Print the data below exactly as given, line for line, and leave out the pictures.

• _Image layout annotations_:
--*--
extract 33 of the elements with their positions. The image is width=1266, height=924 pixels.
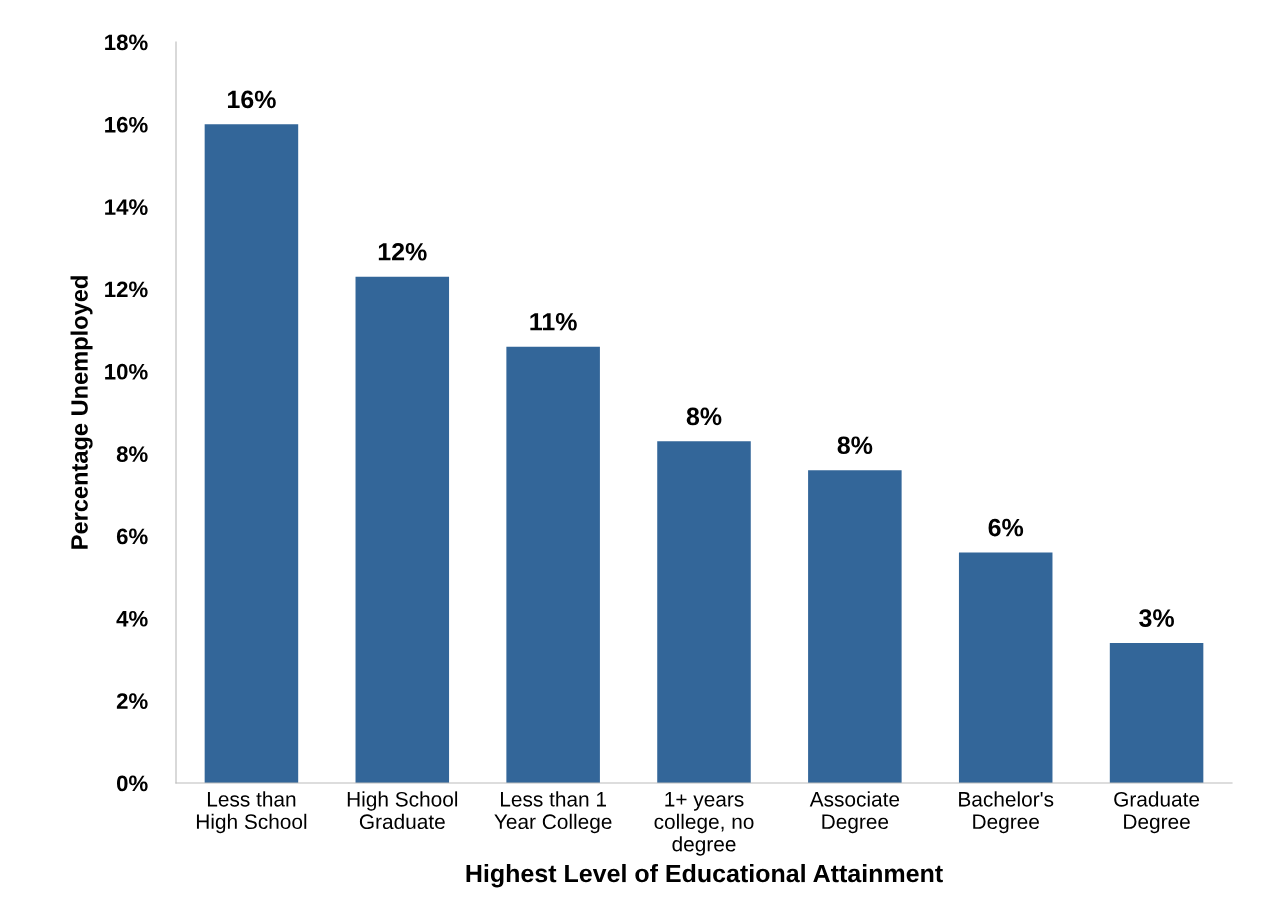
data-label: 16% (227, 90, 276, 109)
data-label: 12% (378, 242, 427, 261)
data-label: 8% (686, 407, 722, 426)
bar (808, 470, 902, 783)
y-axis-title: Percentage Unemployed (70, 276, 93, 549)
x-tick-label: Less than High School (196, 791, 307, 834)
y-tick-label: 10% (105, 363, 148, 380)
bar (355, 276, 450, 783)
x-tick-label: Bachelor's Degree (959, 791, 1054, 834)
y-tick-label: 8% (116, 446, 148, 462)
bar (506, 346, 600, 783)
y-tick-label: 4% (116, 610, 148, 627)
y-tick-label: 16% (105, 116, 148, 133)
x-tick-label: 1+ years college, no degree (654, 792, 754, 856)
y-tick-label: 18% (105, 34, 148, 51)
y-tick-label: 2% (116, 693, 148, 709)
y-tick-label: 0% (116, 775, 148, 792)
bar (1109, 643, 1204, 783)
y-tick-label: 12% (105, 281, 148, 298)
bar (204, 124, 299, 783)
data-label: 6% (988, 518, 1024, 537)
data-label: 8% (837, 436, 873, 455)
data-label: 3% (1139, 609, 1174, 628)
x-tick-label: High School Graduate (347, 791, 458, 830)
x-axis-title: Highest Level of Educational Attainment (466, 863, 943, 888)
data-label: 11% (530, 312, 577, 331)
bar (958, 552, 1053, 783)
bar (657, 441, 751, 783)
x-tick-label: Less than 1 Year College (494, 791, 612, 834)
x-tick-label: Graduate Degree (1114, 791, 1200, 834)
y-tick-label: 14% (105, 199, 148, 215)
y-tick-label: 6% (116, 528, 148, 545)
x-tick-label: Associate Degree (809, 791, 900, 834)
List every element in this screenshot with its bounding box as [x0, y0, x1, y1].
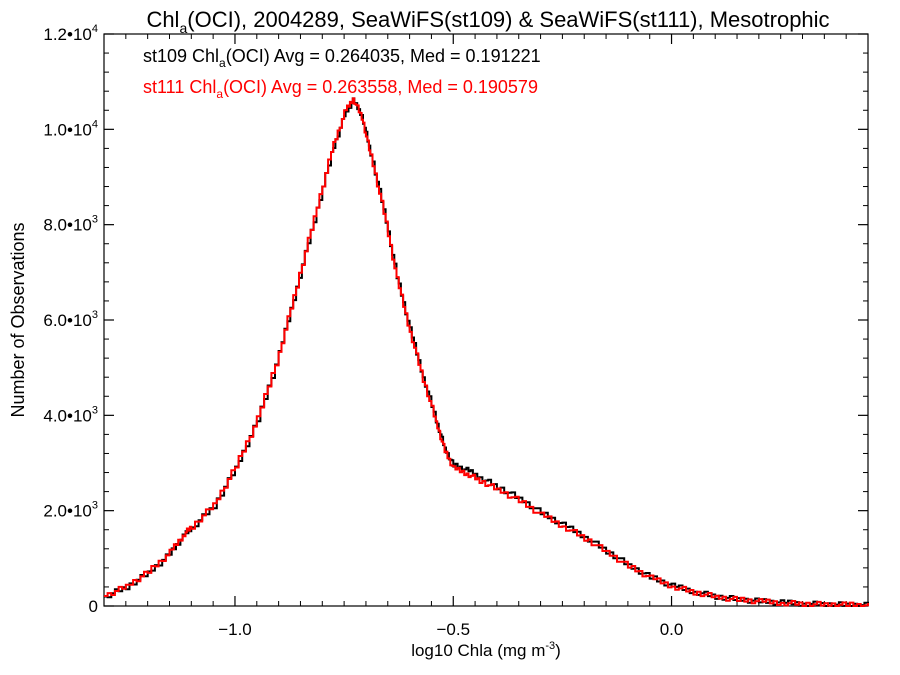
--*--
• _Solution below_:
extract 33 of the elements with their positions. The image is width=1266, height=924 pixels.
data-label: 16% (227, 90, 276, 109)
data-label: 12% (378, 242, 427, 261)
data-label: 8% (686, 407, 722, 426)
bar (808, 470, 902, 783)
y-axis-title: Percentage Unemployed (70, 276, 93, 549)
x-tick-label: Less than High School (196, 791, 307, 834)
y-tick-label: 10% (105, 363, 148, 380)
bar (355, 276, 450, 783)
x-tick-label: Bachelor's Degree (959, 791, 1054, 834)
y-tick-label: 8% (116, 446, 148, 462)
bar (506, 346, 600, 783)
y-tick-label: 4% (116, 610, 148, 627)
y-tick-label: 16% (105, 116, 148, 133)
x-tick-label: 1+ years college, no degree (654, 792, 754, 856)
y-tick-label: 18% (105, 34, 148, 51)
y-tick-label: 2% (116, 693, 148, 709)
y-tick-label: 0% (116, 775, 148, 792)
bar (1109, 643, 1204, 783)
y-tick-label: 12% (105, 281, 148, 298)
bar (204, 124, 299, 783)
data-label: 6% (988, 518, 1024, 537)
data-label: 8% (837, 436, 873, 455)
data-label: 3% (1139, 609, 1174, 628)
x-tick-label: High School Graduate (347, 791, 458, 830)
x-axis-title: Highest Level of Educational Attainment (466, 863, 943, 888)
data-label: 11% (530, 312, 577, 331)
bar (958, 552, 1053, 783)
bar (657, 441, 751, 783)
x-tick-label: Less than 1 Year College (494, 791, 612, 834)
x-tick-label: Graduate Degree (1114, 791, 1200, 834)
y-tick-label: 14% (105, 199, 148, 215)
y-tick-label: 6% (116, 528, 148, 545)
x-tick-label: Associate Degree (809, 791, 900, 834)
List every element in this screenshot with its bounding box as [x0, y0, x1, y1].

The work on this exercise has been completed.